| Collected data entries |
*****
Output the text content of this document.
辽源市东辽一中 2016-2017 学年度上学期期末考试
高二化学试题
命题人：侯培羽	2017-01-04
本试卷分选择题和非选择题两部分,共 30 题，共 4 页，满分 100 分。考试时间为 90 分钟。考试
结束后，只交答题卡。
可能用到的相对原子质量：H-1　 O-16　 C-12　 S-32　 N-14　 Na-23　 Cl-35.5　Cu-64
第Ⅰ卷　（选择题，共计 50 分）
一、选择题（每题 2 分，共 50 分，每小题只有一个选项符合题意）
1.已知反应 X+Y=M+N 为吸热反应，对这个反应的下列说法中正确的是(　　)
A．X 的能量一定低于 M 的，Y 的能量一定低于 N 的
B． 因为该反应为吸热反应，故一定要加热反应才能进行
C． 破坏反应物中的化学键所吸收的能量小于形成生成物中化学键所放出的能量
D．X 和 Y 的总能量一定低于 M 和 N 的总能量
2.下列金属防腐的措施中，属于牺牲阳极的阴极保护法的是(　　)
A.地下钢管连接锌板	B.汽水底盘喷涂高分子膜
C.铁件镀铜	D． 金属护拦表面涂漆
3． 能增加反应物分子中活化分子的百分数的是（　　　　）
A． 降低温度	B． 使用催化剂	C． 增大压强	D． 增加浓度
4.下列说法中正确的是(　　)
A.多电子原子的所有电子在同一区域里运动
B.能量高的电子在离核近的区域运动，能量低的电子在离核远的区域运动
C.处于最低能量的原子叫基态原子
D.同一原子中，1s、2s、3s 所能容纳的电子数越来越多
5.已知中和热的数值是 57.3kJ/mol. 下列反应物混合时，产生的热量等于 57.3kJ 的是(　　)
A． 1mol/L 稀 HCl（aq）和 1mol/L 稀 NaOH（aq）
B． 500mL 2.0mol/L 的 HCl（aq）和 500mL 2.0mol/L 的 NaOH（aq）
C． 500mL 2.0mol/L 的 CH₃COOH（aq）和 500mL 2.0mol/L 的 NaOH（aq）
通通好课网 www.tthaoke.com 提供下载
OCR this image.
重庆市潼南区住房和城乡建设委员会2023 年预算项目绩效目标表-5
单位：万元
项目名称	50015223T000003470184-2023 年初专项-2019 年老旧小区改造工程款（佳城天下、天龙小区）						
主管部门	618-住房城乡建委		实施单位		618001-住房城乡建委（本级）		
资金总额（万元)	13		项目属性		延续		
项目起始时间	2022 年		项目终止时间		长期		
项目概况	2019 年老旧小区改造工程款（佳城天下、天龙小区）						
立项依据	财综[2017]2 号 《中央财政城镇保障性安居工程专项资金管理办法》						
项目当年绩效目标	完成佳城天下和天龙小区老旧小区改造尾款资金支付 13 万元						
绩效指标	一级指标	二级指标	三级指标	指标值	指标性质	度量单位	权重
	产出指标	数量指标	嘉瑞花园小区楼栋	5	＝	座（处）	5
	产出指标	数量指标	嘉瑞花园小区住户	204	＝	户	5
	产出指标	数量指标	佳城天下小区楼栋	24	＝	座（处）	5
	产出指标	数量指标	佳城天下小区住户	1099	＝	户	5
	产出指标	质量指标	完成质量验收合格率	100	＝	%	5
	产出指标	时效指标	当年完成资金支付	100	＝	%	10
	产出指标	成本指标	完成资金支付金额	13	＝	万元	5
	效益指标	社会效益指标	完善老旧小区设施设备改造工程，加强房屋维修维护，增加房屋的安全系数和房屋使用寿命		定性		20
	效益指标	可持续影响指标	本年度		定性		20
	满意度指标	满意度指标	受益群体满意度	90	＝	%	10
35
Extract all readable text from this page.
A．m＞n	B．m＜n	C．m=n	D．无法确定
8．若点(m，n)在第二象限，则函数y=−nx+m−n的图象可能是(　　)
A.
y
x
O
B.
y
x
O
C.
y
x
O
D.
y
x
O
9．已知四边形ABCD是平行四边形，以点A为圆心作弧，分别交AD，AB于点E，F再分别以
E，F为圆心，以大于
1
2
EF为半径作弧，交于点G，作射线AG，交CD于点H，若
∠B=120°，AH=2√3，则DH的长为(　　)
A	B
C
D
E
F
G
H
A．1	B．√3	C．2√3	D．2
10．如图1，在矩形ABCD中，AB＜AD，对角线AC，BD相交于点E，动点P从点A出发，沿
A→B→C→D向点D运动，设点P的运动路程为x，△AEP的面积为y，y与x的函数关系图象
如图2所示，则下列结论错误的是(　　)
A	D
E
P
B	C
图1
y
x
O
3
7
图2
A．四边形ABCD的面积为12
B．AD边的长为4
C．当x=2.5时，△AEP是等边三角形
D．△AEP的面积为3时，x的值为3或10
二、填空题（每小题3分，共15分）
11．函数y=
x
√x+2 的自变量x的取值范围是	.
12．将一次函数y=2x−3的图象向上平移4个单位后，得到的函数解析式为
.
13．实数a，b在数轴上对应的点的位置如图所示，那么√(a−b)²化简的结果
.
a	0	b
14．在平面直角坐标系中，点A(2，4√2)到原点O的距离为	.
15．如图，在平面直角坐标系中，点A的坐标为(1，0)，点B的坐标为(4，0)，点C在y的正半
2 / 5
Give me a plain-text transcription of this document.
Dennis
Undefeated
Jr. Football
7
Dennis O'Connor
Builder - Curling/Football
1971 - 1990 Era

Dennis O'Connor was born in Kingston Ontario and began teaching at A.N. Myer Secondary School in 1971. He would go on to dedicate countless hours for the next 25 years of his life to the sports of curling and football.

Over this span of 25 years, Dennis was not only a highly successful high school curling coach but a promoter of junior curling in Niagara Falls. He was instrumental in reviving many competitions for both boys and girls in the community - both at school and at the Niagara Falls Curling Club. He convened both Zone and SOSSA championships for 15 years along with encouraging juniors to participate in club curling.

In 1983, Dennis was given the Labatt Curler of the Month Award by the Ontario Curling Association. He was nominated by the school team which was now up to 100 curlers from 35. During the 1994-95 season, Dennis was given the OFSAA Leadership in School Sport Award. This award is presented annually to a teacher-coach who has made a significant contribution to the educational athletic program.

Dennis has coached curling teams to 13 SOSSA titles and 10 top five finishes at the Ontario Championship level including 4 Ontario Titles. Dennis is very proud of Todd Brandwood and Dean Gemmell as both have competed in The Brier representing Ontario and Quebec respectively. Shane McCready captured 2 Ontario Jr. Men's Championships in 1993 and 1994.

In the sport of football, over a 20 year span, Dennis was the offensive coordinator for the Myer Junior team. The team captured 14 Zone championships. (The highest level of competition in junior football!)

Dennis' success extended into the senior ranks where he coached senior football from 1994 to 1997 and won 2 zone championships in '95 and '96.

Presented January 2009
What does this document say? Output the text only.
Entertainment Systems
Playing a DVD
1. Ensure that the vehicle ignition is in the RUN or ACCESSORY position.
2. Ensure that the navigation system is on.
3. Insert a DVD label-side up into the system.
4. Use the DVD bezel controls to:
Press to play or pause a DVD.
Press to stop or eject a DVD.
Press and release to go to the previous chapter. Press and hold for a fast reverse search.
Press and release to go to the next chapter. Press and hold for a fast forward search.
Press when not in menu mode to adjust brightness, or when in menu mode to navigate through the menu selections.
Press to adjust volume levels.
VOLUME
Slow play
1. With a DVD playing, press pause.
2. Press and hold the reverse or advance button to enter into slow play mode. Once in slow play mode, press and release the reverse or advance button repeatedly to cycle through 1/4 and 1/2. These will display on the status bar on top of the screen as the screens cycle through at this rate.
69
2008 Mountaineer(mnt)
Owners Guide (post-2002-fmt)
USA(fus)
*****
| WRITTEN INSTRUCTION |
Each entry above is to be printed again exactly.

| COMPLETE OUTPUT |
Output the text content of this document.
辽源市东辽一中 2016-2017 学年度上学期期末考试
高二化学试题
命题人：侯培羽	2017-01-04
本试卷分选择题和非选择题两部分,共 30 题，共 4 页，满分 100 分。考试时间为 90 分钟。考试
结束后，只交答题卡。
可能用到的相对原子质量：H-1　 O-16　 C-12　 S-32　 N-14　 Na-23　 Cl-35.5　Cu-64
第Ⅰ卷　（选择题，共计 50 分）
一、选择题（每题 2 分，共 50 分，每小题只有一个选项符合题意）
1.已知反应 X+Y=M+N 为吸热反应，对这个反应的下列说法中正确的是(　　)
A．X 的能量一定低于 M 的，Y 的能量一定低于 N 的
B． 因为该反应为吸热反应，故一定要加热反应才能进行
C． 破坏反应物中的化学键所吸收的能量小于形成生成物中化学键所放出的能量
D．X 和 Y 的总能量一定低于 M 和 N 的总能量
2.下列金属防腐的措施中，属于牺牲阳极的阴极保护法的是(　　)
A.地下钢管连接锌板	B.汽水底盘喷涂高分子膜
C.铁件镀铜	D． 金属护拦表面涂漆
3． 能增加反应物分子中活化分子的百分数的是（　　　　）
A． 降低温度	B． 使用催化剂	C． 增大压强	D． 增加浓度
4.下列说法中正确的是(　　)
A.多电子原子的所有电子在同一区域里运动
B.能量高的电子在离核近的区域运动，能量低的电子在离核远的区域运动
C.处于最低能量的原子叫基态原子
D.同一原子中，1s、2s、3s 所能容纳的电子数越来越多
5.已知中和热的数值是 57.3kJ/mol. 下列反应物混合时，产生的热量等于 57.3kJ 的是(　　)
A． 1mol/L 稀 HCl（aq）和 1mol/L 稀 NaOH（aq）
B． 500mL 2.0mol/L 的 HCl（aq）和 500mL 2.0mol/L 的 NaOH（aq）
C． 500mL 2.0mol/L 的 CH₃COOH（aq）和 500mL 2.0mol/L 的 NaOH（aq）
通通好课网 www.tthaoke.com 提供下载
OCR this image.
重庆市潼南区住房和城乡建设委员会2023 年预算项目绩效目标表-5
单位：万元
项目名称	50015223T000003470184-2023 年初专项-2019 年老旧小区改造工程款（佳城天下、天龙小区）						
主管部门	618-住房城乡建委		实施单位		618001-住房城乡建委（本级）		
资金总额（万元)	13		项目属性		延续		
项目起始时间	2022 年		项目终止时间		长期		
项目概况	2019 年老旧小区改造工程款（佳城天下、天龙小区）						
立项依据	财综[2017]2 号 《中央财政城镇保障性安居工程专项资金管理办法》						
项目当年绩效目标	完成佳城天下和天龙小区老旧小区改造尾款资金支付 13 万元						
绩效指标	一级指标	二级指标	三级指标	指标值	指标性质	度量单位	权重
	产出指标	数量指标	嘉瑞花园小区楼栋	5	＝	座（处）	5
	产出指标	数量指标	嘉瑞花园小区住户	204	＝	户	5
	产出指标	数量指标	佳城天下小区楼栋	24	＝	座（处）	5
	产出指标	数量指标	佳城天下小区住户	1099	＝	户	5
	产出指标	质量指标	完成质量验收合格率	100	＝	%	5
	产出指标	时效指标	当年完成资金支付	100	＝	%	10
	产出指标	成本指标	完成资金支付金额	13	＝	万元	5
	效益指标	社会效益指标	完善老旧小区设施设备改造工程，加强房屋维修维护，增加房屋的安全系数和房屋使用寿命		定性		20
	效益指标	可持续影响指标	本年度		定性		20
	满意度指标	满意度指标	受益群体满意度	90	＝	%	10
35
Extract all readable text from this page.
A．m＞n	B．m＜n	C．m=n	D．无法确定
8．若点(m，n)在第二象限，则函数y=−nx+m−n的图象可能是(　　)
A.
y
x
O
B.
y
x
O
C.
y
x
O
D.
y
x
O
9．已知四边形ABCD是平行四边形，以点A为圆心作弧，分别交AD，AB于点E，F再分别以
E，F为圆心，以大于
1
2
EF为半径作弧，交于点G，作射线AG，交CD于点H，若
∠B=120°，AH=2√3，则DH的长为(　　)
A	B
C
D
E
F
G
H
A．1	B．√3	C．2√3	D．2
10．如图1，在矩形ABCD中，AB＜AD，对角线AC，BD相交于点E，动点P从点A出发，沿
A→B→C→D向点D运动，设点P的运动路程为x，△AEP的面积为y，y与x的函数关系图象
如图2所示，则下列结论错误的是(　　)
A	D
E
P
B	C
图1
y
x
O
3
7
图2
A．四边形ABCD的面积为12
B．AD边的长为4
C．当x=2.5时，△AEP是等边三角形
D．△AEP的面积为3时，x的值为3或10
二、填空题（每小题3分，共15分）
11．函数y=
x
√x+2 的自变量x的取值范围是	.
12．将一次函数y=2x−3的图象向上平移4个单位后，得到的函数解析式为
.
13．实数a，b在数轴上对应的点的位置如图所示，那么√(a−b)²化简的结果
.
a	0	b
14．在平面直角坐标系中，点A(2，4√2)到原点O的距离为	.
15．如图，在平面直角坐标系中，点A的坐标为(1，0)，点B的坐标为(4，0)，点C在y的正半
2 / 5
Give me a plain-text transcription of this document.
Dennis
Undefeated
Jr. Football
7
Dennis O'Connor
Builder - Curling/Football
1971 - 1990 Era

Dennis O'Connor was born in Kingston Ontario and began teaching at A.N. Myer Secondary School in 1971. He would go on to dedicate countless hours for the next 25 years of his life to the sports of curling and football.

Over this span of 25 years, Dennis was not only a highly successful high school curling coach but a promoter of junior curling in Niagara Falls. He was instrumental in reviving many competitions for both boys and girls in the community - both at school and at the Niagara Falls Curling Club. He convened both Zone and SOSSA championships for 15 years along with encouraging juniors to participate in club curling.

In 1983, Dennis was given the Labatt Curler of the Month Award by the Ontario Curling Association. He was nominated by the school team which was now up to 100 curlers from 35. During the 1994-95 season, Dennis was given the OFSAA Leadership in School Sport Award. This award is presented annually to a teacher-coach who has made a significant contribution to the educational athletic program.

Dennis has coached curling teams to 13 SOSSA titles and 10 top five finishes at the Ontario Championship level including 4 Ontario Titles. Dennis is very proud of Todd Brandwood and Dean Gemmell as both have competed in The Brier representing Ontario and Quebec respectively. Shane McCready captured 2 Ontario Jr. Men's Championships in 1993 and 1994.

In the sport of football, over a 20 year span, Dennis was the offensive coordinator for the Myer Junior team. The team captured 14 Zone championships. (The highest level of competition in junior football!)

Dennis' success extended into the senior ranks where he coached senior football from 1994 to 1997 and won 2 zone championships in '95 and '96.

Presented January 2009
What does this document say? Output the text only.
Entertainment Systems
Playing a DVD
1. Ensure that the vehicle ignition is in the RUN or ACCESSORY position.
2. Ensure that the navigation system is on.
3. Insert a DVD label-side up into the system.
4. Use the DVD bezel controls to:
Press to play or pause a DVD.
Press to stop or eject a DVD.
Press and release to go to the previous chapter. Press and hold for a fast reverse search.
Press and release to go to the next chapter. Press and hold for a fast forward search.
Press when not in menu mode to adjust brightness, or when in menu mode to navigate through the menu selections.
Press to adjust volume levels.
VOLUME
Slow play
1. With a DVD playing, press pause.
2. Press and hold the reverse or advance button to enter into slow play mode. Once in slow play mode, press and release the reverse or advance button repeatedly to cycle through 1/4 and 1/2. These will display on the status bar on top of the screen as the screens cycle through at this rate.
69
2008 Mountaineer(mnt)
Owners Guide (post-2002-fmt)
USA(fus)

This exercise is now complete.